WHAT TO WORK ON -> Please restate the mailing-list message from "Keep in mind" to "are getting better.", changing "from scratch" to "from a clean slate" wherever it occurs.

TEXT BLOCK ->
- - -
[squeak-dev] Smalltalk for small projects only?

Dale Henrichs dhenrich at vmware.com
Sat Jan 28 22:57:24 UTC 2012


Sven,

Keep in mind that I'm talking about making it possible for teams of 200 to use Smalltalk (or 20 teams of 10, or 20 teams of 4) ... 

How many Smalltalk developers rebuild their image from scratch multiple times per hour (day/month/year) during a development cycle ... If Smalltalk developers had to build their images over and over again on a daily basis, we would have had good tools for building images a long time ago:)

Because Smalltalk is am image it isn't necessary to build from scratch very often, but because we as a group haven't focussed on making it easy it is unnecessarily hard ... and building from scratch is a prerequisite to being used in large projects ... 

As I said, I don't think the problem is insurmountable...and I do think we are getting better.

It's just that if tomorrow a team of 200 walked up to my door and said they wanted my help in setting up their Smalltalk development environment, I'd gulp and say "give me a couple of months (at least)"...

Dale

----- Original Message -----
| From: "Sven Van Caekenberghe" <sven at beta9.be>
| To: "The general-purpose Squeak developers list" <squeak-dev at lists.squeakfoundation.org>
| Cc: "VWNC" <vwnc at cs.uiuc.edu>, Pharo-project at lists.gforge.inria.fr
| Sent: Saturday, January 28, 2012 11:08:08 AM
| Subject: Re: [squeak-dev] Smalltalk for small projects only?
| 
| Dale,
| 
| On 28 Jan 2012, at 19:07, Dale Henrichs wrote:
| 
| > Janko,
| > 
| > I think the limitation for Smalltalk lies in source code management
| > tools/styles ...
| > 
| > With a file-based language 200 engineers can contribute to the
| > project ...  each engineer can checkout a version of the system
| > work in isolation then commit his or her work to the shared
| > repository resolve conflicts and move on .... other engineers can
| > easily integrate the work and so on ... the source code management
| > tools scale ...
- - -
DATA EXTRACT ->
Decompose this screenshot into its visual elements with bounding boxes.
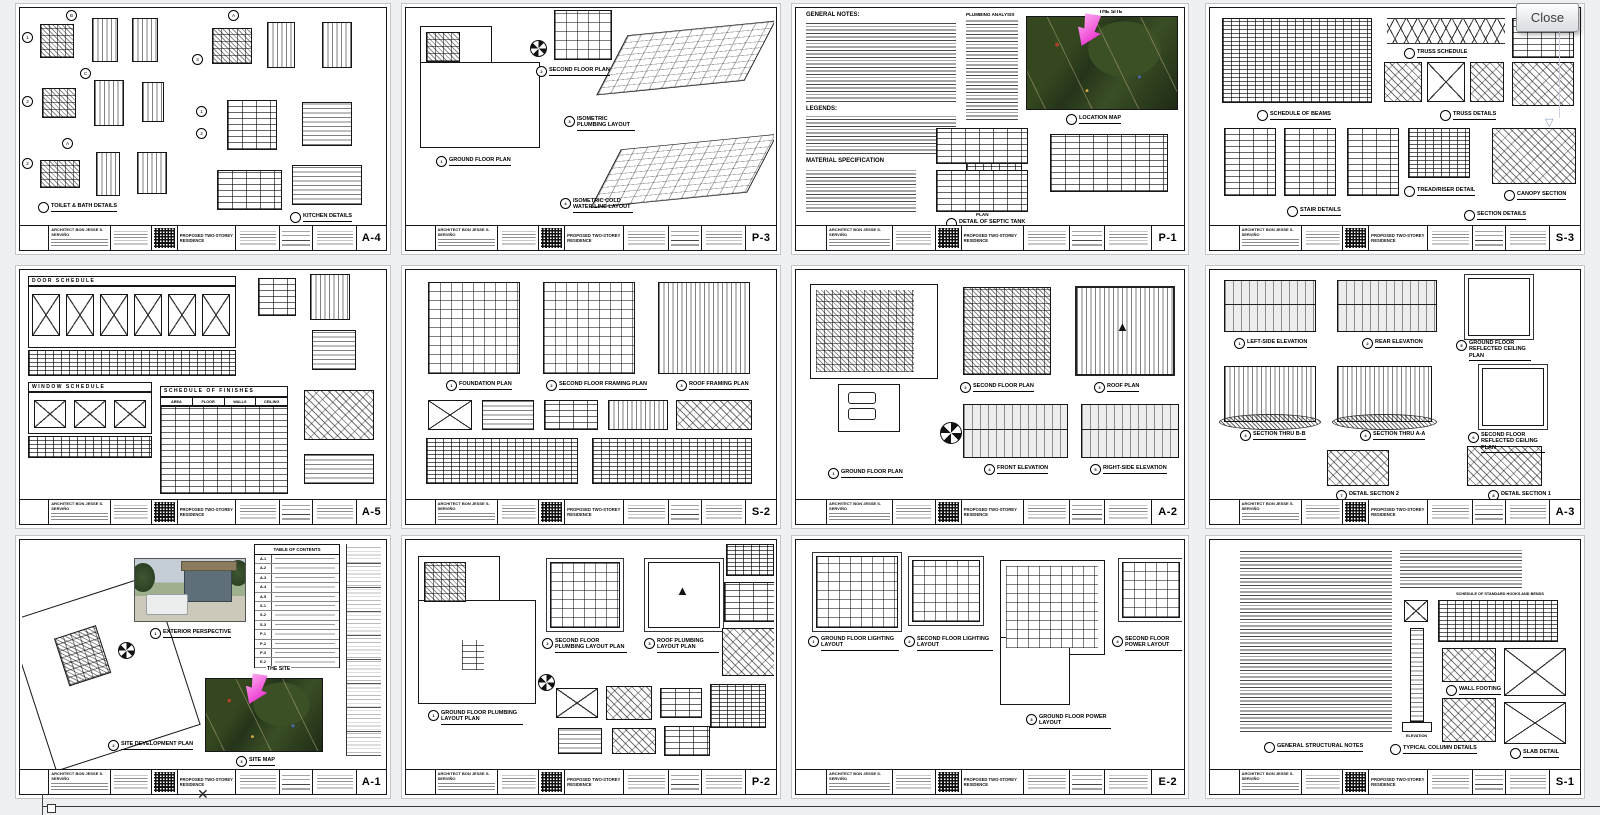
toc-row-code: A-5 bbox=[255, 593, 272, 601]
architect-name: ARCHITECT BON JESSE S. SERVIÑO bbox=[1242, 772, 1300, 782]
sheet-content: 2SITE DEVELOPMENT PLAN 1EXTERIOR PERSPEC… bbox=[22, 542, 384, 769]
titleblock-margin bbox=[20, 500, 49, 524]
sheet-s1[interactable]: GENERAL STRUCTURAL NOTES SCHEDULE OF STA… bbox=[1206, 536, 1584, 798]
stair-plan-figure bbox=[258, 278, 296, 316]
door-elevation-figure bbox=[32, 294, 60, 336]
seal-cell bbox=[893, 226, 936, 250]
beam-detail-figure bbox=[676, 400, 752, 430]
sheet-p3[interactable]: 1GROUND FLOOR PLAN 2SECOND FLOOR PLAN 3I… bbox=[402, 4, 780, 254]
grid-bubble: 1 bbox=[22, 32, 33, 43]
info-cell bbox=[313, 226, 357, 250]
window-elevation-figure bbox=[114, 400, 146, 428]
sheet-a4[interactable]: 1 B 2 C 2 A 3 A 1 2 TOILET & BATH DETAIL… bbox=[16, 4, 390, 254]
detail-section-2-figure bbox=[1327, 450, 1389, 486]
sheet-e2[interactable]: 1GROUND FLOOR LIGHTING LAYOUT 2SECOND FL… bbox=[792, 536, 1188, 798]
toc-row: S-1 bbox=[255, 602, 339, 611]
sheet-frame: 1GROUND FLOOR PLUMBING LAYOUT PLAN 2SECO… bbox=[405, 539, 777, 795]
architect-name: ARCHITECT BON JESSE S. SERVIÑO bbox=[51, 502, 108, 512]
info-cell bbox=[702, 770, 746, 794]
figure-caption: 4FRONT ELEVATION bbox=[984, 464, 1048, 475]
qr-seal bbox=[152, 770, 178, 794]
sheet-content: 1LEFT-SIDE ELEVATION 2REAR ELEVATION 5GR… bbox=[1212, 272, 1578, 499]
truss-detail-figure bbox=[1470, 62, 1504, 102]
revision-cell bbox=[1070, 770, 1105, 794]
revision-cell bbox=[669, 500, 702, 524]
north-arrow-icon bbox=[538, 674, 555, 691]
general-notes-text bbox=[806, 22, 956, 102]
stair-section-figure bbox=[312, 330, 356, 370]
micro-text bbox=[51, 239, 108, 246]
micro-text bbox=[1242, 239, 1300, 246]
project-title: PROPOSED TWO-STOREY RESIDENCE bbox=[180, 233, 234, 244]
toc-row: A-5 bbox=[255, 593, 339, 602]
qr-seal bbox=[936, 770, 962, 794]
toc-row-desc bbox=[272, 593, 339, 601]
callout-circle bbox=[38, 202, 49, 213]
sheet-frame: 2SITE DEVELOPMENT PLAN 1EXTERIOR PERSPEC… bbox=[19, 539, 387, 795]
callout-circle: 1 bbox=[446, 380, 457, 391]
callout-circle bbox=[1504, 190, 1515, 201]
callout-circle bbox=[1464, 210, 1475, 221]
sheet-content: 1FOUNDATION PLAN 2SECOND FLOOR FRAMING P… bbox=[408, 272, 774, 499]
toc-row-desc bbox=[272, 649, 339, 657]
footing-detail-figure bbox=[428, 400, 472, 430]
callout-circle: 5 bbox=[1090, 464, 1101, 475]
hooks-bends-table bbox=[1438, 600, 1558, 642]
titleblock-margin bbox=[406, 226, 436, 250]
figure-caption: 5GROUND FLOOR REFLECTED CEILING PLAN bbox=[1456, 340, 1531, 361]
stair-symbol bbox=[462, 640, 484, 670]
sheet-number: S-3 bbox=[1550, 226, 1580, 250]
sheet-s2[interactable]: 1FOUNDATION PLAN 2SECOND FLOOR FRAMING P… bbox=[402, 266, 780, 528]
title-block: ARCHITECT BON JESSE S. SERVIÑO PROPOSED … bbox=[796, 499, 1184, 524]
site-arrow-icon bbox=[1076, 10, 1108, 52]
figure-caption: GENERAL STRUCTURAL NOTES bbox=[1264, 742, 1363, 753]
callout-circle: 3 bbox=[644, 638, 655, 649]
support-detail-figure bbox=[1512, 62, 1574, 106]
page-edge-line bbox=[42, 794, 43, 815]
figure-caption: TOILET & BATH DETAILS bbox=[38, 202, 117, 213]
project-cell: PROPOSED TWO-STOREY RESIDENCE bbox=[962, 770, 1024, 794]
finishes-table-body bbox=[160, 406, 288, 494]
sheet-a2[interactable]: 1GROUND FLOOR PLAN 2SECOND FLOOR PLAN ▲ … bbox=[792, 266, 1188, 528]
figure-caption: 1FOUNDATION PLAN bbox=[446, 380, 512, 391]
grid-bubble: B bbox=[66, 10, 77, 21]
sheet-frame: 1 B 2 C 2 A 3 A 1 2 TOILET & BATH DETAIL… bbox=[19, 7, 387, 251]
micro-text bbox=[829, 783, 890, 790]
kitchen-elevation-figure bbox=[302, 102, 352, 146]
page-corner-marker bbox=[47, 804, 56, 813]
figure-caption: 3ROOF PLAN bbox=[1094, 382, 1139, 393]
seal-cell bbox=[1302, 226, 1343, 250]
callout-circle bbox=[1510, 748, 1521, 759]
qr-seal bbox=[152, 226, 178, 250]
title-block: ARCHITECT BON JESSE S. SERVIÑO PROPOSED … bbox=[1210, 769, 1580, 794]
tread-riser-figure bbox=[1408, 128, 1470, 178]
figure-caption: 1GROUND FLOOR PLAN bbox=[828, 468, 903, 479]
grid-bubble: 2 bbox=[22, 96, 33, 107]
owner-cell bbox=[236, 770, 280, 794]
figure-caption: 7DETAIL SECTION 2 bbox=[1336, 490, 1399, 499]
owner-cell bbox=[236, 226, 280, 250]
title-block: ARCHITECT BON JESSE S. SERVIÑO PROPOSED … bbox=[796, 225, 1184, 250]
figure-caption: SECTION DETAILS bbox=[1464, 210, 1526, 221]
figure-caption: TRUSS DETAILS bbox=[1440, 110, 1496, 121]
plumbing-detail-figure bbox=[724, 582, 774, 622]
project-title: PROPOSED TWO-STOREY RESIDENCE bbox=[1371, 777, 1425, 788]
callout-circle bbox=[1446, 685, 1457, 696]
column-base-figure bbox=[1402, 722, 1432, 732]
title-block: ARCHITECT BON JESSE S. SERVIÑO PROPOSED … bbox=[20, 499, 386, 524]
sheet-number: A-3 bbox=[1550, 500, 1580, 524]
building-footprint bbox=[54, 625, 111, 686]
project-cell: PROPOSED TWO-STOREY RESIDENCE bbox=[1369, 500, 1428, 524]
revision-cell bbox=[669, 226, 702, 250]
toc-title: TABLE OF CONTENTS bbox=[255, 545, 339, 555]
toilet-elevation-figure bbox=[132, 18, 158, 62]
stair-figure bbox=[1284, 128, 1336, 196]
titleblock-margin bbox=[406, 770, 436, 794]
crosshair-artifact-icon: ✕ bbox=[197, 786, 209, 803]
section-aa-figure bbox=[1337, 366, 1432, 422]
sheet-number: P-3 bbox=[746, 226, 776, 250]
schedule-table bbox=[426, 438, 578, 484]
figure-caption: SLAB DETAIL bbox=[1510, 748, 1559, 759]
project-cell: PROPOSED TWO-STOREY RESIDENCE bbox=[178, 226, 237, 250]
material-spec-heading: MATERIAL SPECIFICATION bbox=[806, 158, 884, 164]
toc-row-desc bbox=[272, 564, 339, 572]
figure-caption: LOCATION MAP bbox=[1066, 114, 1121, 125]
titleblock-margin bbox=[796, 500, 827, 524]
truss-detail-figure bbox=[1427, 62, 1465, 102]
grid-bubble: 3 bbox=[192, 54, 203, 65]
toc-row: P-2 bbox=[255, 640, 339, 649]
figure-caption: DETAIL OF SEPTIC TANK bbox=[946, 218, 1025, 225]
callout-circle: 8 bbox=[1488, 490, 1499, 499]
owner-cell bbox=[1428, 500, 1472, 524]
septic-tank-plan-figure bbox=[936, 170, 1028, 212]
callout-circle: 4 bbox=[560, 198, 571, 209]
figure-caption: 2REAR ELEVATION bbox=[1362, 338, 1423, 349]
toc-row: A-4 bbox=[255, 583, 339, 592]
sheet-frame: GENERAL NOTES: LEGENDS: MATERIAL SPECIFI… bbox=[795, 7, 1185, 251]
roof-framing-figure bbox=[658, 282, 750, 374]
stair-section-figure bbox=[310, 274, 350, 320]
beam-detail-figure bbox=[482, 400, 534, 430]
architect-cell: ARCHITECT BON JESSE S. SERVIÑO bbox=[436, 770, 499, 794]
callout-circle: 2 bbox=[536, 66, 547, 77]
door-schedule-text-rows bbox=[28, 350, 236, 376]
toilet-elevation-figure bbox=[322, 22, 352, 68]
toilet-plan-figure bbox=[212, 28, 252, 64]
sheet-a3[interactable]: 1LEFT-SIDE ELEVATION 2REAR ELEVATION 5GR… bbox=[1206, 266, 1584, 528]
toc-row: A-2 bbox=[255, 564, 339, 573]
project-cell: PROPOSED TWO-STOREY RESIDENCE bbox=[962, 226, 1024, 250]
project-cell: PROPOSED TWO-STOREY RESIDENCE bbox=[1369, 770, 1428, 794]
project-cell: PROPOSED TWO-STOREY RESIDENCE bbox=[565, 226, 624, 250]
revision-strip bbox=[346, 544, 381, 756]
toc-row-code: P-3 bbox=[255, 649, 272, 657]
plumbing-detail-figure bbox=[612, 728, 656, 754]
owner-cell bbox=[236, 500, 280, 524]
callout-circle: 4 bbox=[1360, 430, 1371, 441]
figure-caption: TREAD/RISER DETAIL bbox=[1404, 186, 1475, 197]
callout-circle: 3 bbox=[1240, 430, 1251, 441]
info-cell bbox=[313, 500, 357, 524]
door-elevation-figure bbox=[168, 294, 196, 336]
column-section-figure bbox=[1404, 600, 1428, 622]
ground-floor-plan-figure bbox=[420, 62, 540, 148]
callout-circle bbox=[1287, 206, 1298, 217]
micro-text bbox=[51, 513, 108, 520]
sheet-p1[interactable]: GENERAL NOTES: LEGENDS: MATERIAL SPECIFI… bbox=[792, 4, 1188, 254]
sheet-a5[interactable]: DOOR SCHEDULE WINDOW SCHEDULE SCHEDULE O… bbox=[16, 266, 390, 528]
ground-floor-rcp-figure bbox=[1468, 278, 1530, 336]
front-elevation-figure bbox=[963, 404, 1068, 458]
figure-caption: 3SECTION THRU B-B bbox=[1240, 430, 1306, 441]
north-arrow-icon bbox=[530, 40, 547, 57]
architect-name: ARCHITECT BON JESSE S. SERVIÑO bbox=[438, 228, 496, 238]
callout-circle: 3 bbox=[1094, 382, 1105, 393]
title-block: ARCHITECT BON JESSE S. SERVIÑO PROPOSED … bbox=[1210, 225, 1580, 250]
toc-row-code: P-2 bbox=[255, 640, 272, 648]
qr-seal bbox=[1343, 770, 1369, 794]
north-arrow-icon bbox=[940, 422, 962, 444]
callout-circle: 3 bbox=[236, 756, 247, 767]
toilet-elevation-figure bbox=[142, 82, 164, 122]
titleblock-margin bbox=[796, 226, 827, 250]
callout-circle: 2 bbox=[904, 636, 915, 647]
sheet-frame: 1FOUNDATION PLAN 2SECOND FLOOR FRAMING P… bbox=[405, 269, 777, 525]
sheet-p2[interactable]: 1GROUND FLOOR PLUMBING LAYOUT PLAN 2SECO… bbox=[402, 536, 780, 798]
seal-cell bbox=[111, 770, 151, 794]
car-symbol bbox=[848, 392, 876, 404]
beam-schedule-table bbox=[1222, 18, 1372, 103]
sheet-content: SCHEDULE OF BEAMS TRUSS SCHEDULE TRUSS D… bbox=[1212, 10, 1578, 225]
truck-render bbox=[146, 594, 188, 615]
sheet-frame: GENERAL STRUCTURAL NOTES SCHEDULE OF STA… bbox=[1209, 539, 1581, 795]
toc-row-desc bbox=[272, 611, 339, 619]
toc-row-desc bbox=[272, 583, 339, 591]
legends-heading: LEGENDS: bbox=[806, 106, 837, 112]
callout-circle bbox=[1066, 114, 1077, 125]
revision-cell bbox=[280, 770, 313, 794]
title-block: ARCHITECT BON JESSE S. SERVIÑO PROPOSED … bbox=[406, 499, 776, 524]
project-cell: PROPOSED TWO-STOREY RESIDENCE bbox=[178, 500, 237, 524]
micro-text bbox=[829, 513, 890, 520]
toc-row: S-3 bbox=[255, 621, 339, 630]
figure-caption: 5RIGHT-SIDE ELEVATION bbox=[1090, 464, 1167, 475]
ground-floor-lighting-figure bbox=[816, 556, 898, 628]
figure-caption: 3ROOF PLUMBING LAYOUT PLAN bbox=[644, 638, 719, 653]
seal-cell bbox=[111, 500, 151, 524]
architect-cell: ARCHITECT BON JESSE S. SERVIÑO bbox=[1240, 500, 1303, 524]
toc-row: A-1 bbox=[255, 555, 339, 564]
info-cell bbox=[1105, 500, 1152, 524]
qr-seal bbox=[152, 500, 178, 524]
ground-hatch bbox=[1219, 414, 1321, 430]
figure-caption: 2SECOND FLOOR PLAN bbox=[536, 66, 610, 77]
seal-cell bbox=[111, 226, 151, 250]
architect-cell: ARCHITECT BON JESSE S. SERVIÑO bbox=[827, 226, 893, 250]
toilet-plan-figure bbox=[40, 160, 80, 188]
sheet-number: S-2 bbox=[746, 500, 776, 524]
railing-detail-figure bbox=[304, 454, 374, 484]
plumbing-detail-figure bbox=[660, 688, 702, 718]
finishes-column-header: CEILING bbox=[256, 398, 287, 405]
sheet-number: S-1 bbox=[1550, 770, 1580, 794]
project-title: PROPOSED TWO-STOREY RESIDENCE bbox=[567, 233, 621, 244]
sheet-number: A-1 bbox=[357, 770, 386, 794]
toc-row: A-3 bbox=[255, 574, 339, 583]
plan-label: PLAN bbox=[976, 212, 989, 217]
sheet-number: A-5 bbox=[357, 500, 386, 524]
callout-circle: 2 bbox=[108, 740, 119, 751]
architect-cell: ARCHITECT BON JESSE S. SERVIÑO bbox=[436, 226, 499, 250]
toilet-elevation-figure bbox=[92, 18, 118, 62]
info-cell bbox=[1105, 226, 1152, 250]
sheet-a1[interactable]: 2SITE DEVELOPMENT PLAN 1EXTERIOR PERSPEC… bbox=[16, 536, 390, 798]
grid-bubble: C bbox=[80, 68, 91, 79]
sheet-frame: 1LEFT-SIDE ELEVATION 2REAR ELEVATION 5GR… bbox=[1209, 269, 1581, 525]
second-floor-framing-figure bbox=[543, 282, 635, 374]
callout-circle: 5 bbox=[1456, 340, 1467, 351]
revision-cell bbox=[280, 500, 313, 524]
next-row-page-edge bbox=[42, 806, 1600, 807]
sheet-content: 1 B 2 C 2 A 3 A 1 2 TOILET & BATH DETAIL… bbox=[22, 10, 384, 225]
owner-cell bbox=[624, 500, 668, 524]
architect-cell: ARCHITECT BON JESSE S. SERVIÑO bbox=[1240, 770, 1303, 794]
car-symbol bbox=[848, 408, 876, 420]
sheet-number: A-4 bbox=[357, 226, 386, 250]
sheet-frame: 1GROUND FLOOR PLAN 2SECOND FLOOR PLAN ▲ … bbox=[795, 269, 1185, 525]
figure-caption: TYPICAL COLUMN DETAILS bbox=[1390, 744, 1477, 755]
project-title: PROPOSED TWO-STOREY RESIDENCE bbox=[1371, 507, 1425, 518]
figure-caption: 3SITE MAP bbox=[236, 756, 275, 767]
sheet-content: GENERAL NOTES: LEGENDS: MATERIAL SPECIFI… bbox=[798, 10, 1182, 225]
sheet-content: 1GROUND FLOOR PLUMBING LAYOUT PLAN 2SECO… bbox=[408, 542, 774, 769]
project-title: PROPOSED TWO-STOREY RESIDENCE bbox=[567, 777, 621, 788]
material-spec-text bbox=[806, 168, 916, 212]
architect-cell: ARCHITECT BON JESSE S. SERVIÑO bbox=[1240, 226, 1303, 250]
callout-circle: 1 bbox=[1234, 338, 1245, 349]
callout-circle: 1 bbox=[828, 468, 839, 479]
sheet-s3[interactable]: SCHEDULE OF BEAMS TRUSS SCHEDULE TRUSS D… bbox=[1206, 4, 1584, 254]
sheet-content: 1GROUND FLOOR PLAN 2SECOND FLOOR PLAN 3I… bbox=[408, 10, 774, 225]
grid-bubble: 2 bbox=[22, 158, 33, 169]
wet-area-hatch bbox=[426, 32, 460, 62]
sheet-content: DOOR SCHEDULE WINDOW SCHEDULE SCHEDULE O… bbox=[22, 272, 384, 499]
qr-seal bbox=[1343, 500, 1369, 524]
info-cell bbox=[1506, 500, 1550, 524]
owner-cell bbox=[1428, 226, 1472, 250]
plumbing-detail-figure bbox=[556, 688, 598, 718]
architect-cell: ARCHITECT BON JESSE S. SERVIÑO bbox=[49, 770, 111, 794]
door-elevation-figure bbox=[66, 294, 94, 336]
toc-row-code: S-3 bbox=[255, 621, 272, 629]
second-floor-rcp-figure bbox=[1482, 368, 1544, 426]
revision-cell bbox=[1070, 226, 1105, 250]
owner-cell bbox=[624, 226, 668, 250]
info-cell bbox=[1506, 226, 1550, 250]
left-side-elevation-figure bbox=[1224, 280, 1316, 332]
exterior-perspective-render bbox=[134, 558, 246, 622]
figure-caption: 4SECTION THRU A-A bbox=[1360, 430, 1425, 441]
window-elevation-figure bbox=[34, 400, 66, 428]
toc-row-code: P-1 bbox=[255, 630, 272, 638]
plumbing-analysis-heading: PLUMBING ANALYSIS bbox=[966, 12, 1014, 17]
beam-detail-figure bbox=[544, 400, 598, 430]
callout-circle: 1 bbox=[150, 628, 161, 639]
finishes-columns: AREA FLOOR WALLS CEILING bbox=[160, 397, 288, 406]
figure-caption: 2SITE DEVELOPMENT PLAN bbox=[108, 740, 193, 751]
close-button[interactable]: Close bbox=[1516, 3, 1579, 32]
figure-caption: TRUSS SCHEDULE bbox=[1404, 48, 1467, 59]
architect-cell: ARCHITECT BON JESSE S. SERVIÑO bbox=[49, 500, 111, 524]
figure-caption: CANOPY SECTION bbox=[1504, 190, 1566, 201]
callout-circle: 2 bbox=[1362, 338, 1373, 349]
seal-cell bbox=[498, 770, 539, 794]
callout-circle: 2 bbox=[542, 638, 553, 649]
column-elevation-figure bbox=[1410, 628, 1424, 722]
toc-row-desc bbox=[272, 630, 339, 638]
figure-caption: 4ISOMETRIC COLD WATER-LINE LAYOUT bbox=[560, 198, 633, 213]
toc-row-code: A-2 bbox=[255, 564, 272, 572]
sheet-frame: SCHEDULE OF BEAMS TRUSS SCHEDULE TRUSS D… bbox=[1209, 7, 1581, 251]
door-elevation-figure bbox=[100, 294, 128, 336]
owner-cell bbox=[1428, 770, 1472, 794]
titleblock-margin bbox=[1210, 500, 1240, 524]
figure-caption: 6SECOND FLOOR REFLECTED CEILING PLAN bbox=[1468, 432, 1545, 453]
info-cell bbox=[702, 500, 746, 524]
scrollbar-track[interactable] bbox=[1559, 32, 1560, 118]
callout-circle: 2 bbox=[546, 380, 557, 391]
figure-caption: 2SECOND FLOOR LIGHTING LAYOUT bbox=[904, 636, 993, 651]
micro-text bbox=[438, 513, 496, 520]
callout-circle bbox=[290, 212, 301, 223]
toc-row-code: S-1 bbox=[255, 602, 272, 610]
door-elevation-figure bbox=[134, 294, 162, 336]
toc-row: P-1 bbox=[255, 630, 339, 639]
owner-cell bbox=[1024, 770, 1071, 794]
architect-name: ARCHITECT BON JESSE S. SERVIÑO bbox=[1242, 502, 1300, 512]
second-floor-plumbing-figure bbox=[550, 562, 620, 628]
seal-cell bbox=[893, 500, 936, 524]
titleblock-margin bbox=[1210, 770, 1240, 794]
toilet-elevation-figure bbox=[137, 152, 167, 194]
callout-circle: 2 bbox=[960, 382, 971, 393]
ground-hatch bbox=[1332, 414, 1437, 430]
second-floor-plan-figure bbox=[963, 287, 1051, 375]
plumbing-detail-figure bbox=[664, 726, 710, 756]
house-roof-render bbox=[181, 561, 237, 571]
toc-row-code: A-3 bbox=[255, 574, 272, 582]
title-block: ARCHITECT BON JESSE S. SERVIÑO PROPOSED … bbox=[406, 769, 776, 794]
callout-circle: 4 bbox=[984, 464, 995, 475]
sheet-frame: DOOR SCHEDULE WINDOW SCHEDULE SCHEDULE O… bbox=[19, 269, 387, 525]
seal-cell bbox=[498, 226, 539, 250]
north-arrow-icon bbox=[118, 642, 135, 659]
elevation-label: ELEVATION bbox=[1406, 734, 1427, 738]
window-schedule-header: WINDOW SCHEDULE bbox=[28, 382, 152, 392]
micro-text bbox=[438, 239, 496, 246]
scroll-down-icon[interactable]: ▽ bbox=[1545, 116, 1553, 129]
architect-name: ARCHITECT BON JESSE S. SERVIÑO bbox=[51, 228, 108, 238]
callout-circle: 3 bbox=[1026, 714, 1037, 725]
titleblock-margin bbox=[796, 770, 827, 794]
project-title: PROPOSED TWO-STOREY RESIDENCE bbox=[964, 233, 1021, 244]
stair-figure bbox=[1347, 128, 1399, 196]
- - -
EXERCISE RESPONSE ->
Keep in mind that I'm talking about making it possible for teams of 200 to use Smalltalk (or 20 teams of 10, or 20 teams of 4) ... 

How many Smalltalk developers rebuild their image from a clean slate multiple times per hour (day/month/year) during a development cycle ... If Smalltalk developers had to build their images over and over again on a daily basis, we would have had good tools for building images a long time ago:)

Because Smalltalk is am image it isn't necessary to build from a clean slate very often, but because we as a group haven't focussed on making it easy it is unnecessarily hard ... and building from a clean slate is a prerequisite to being used in large projects ... 

As I said, I don't think the problem is insurmountable...and I do think we are getting better.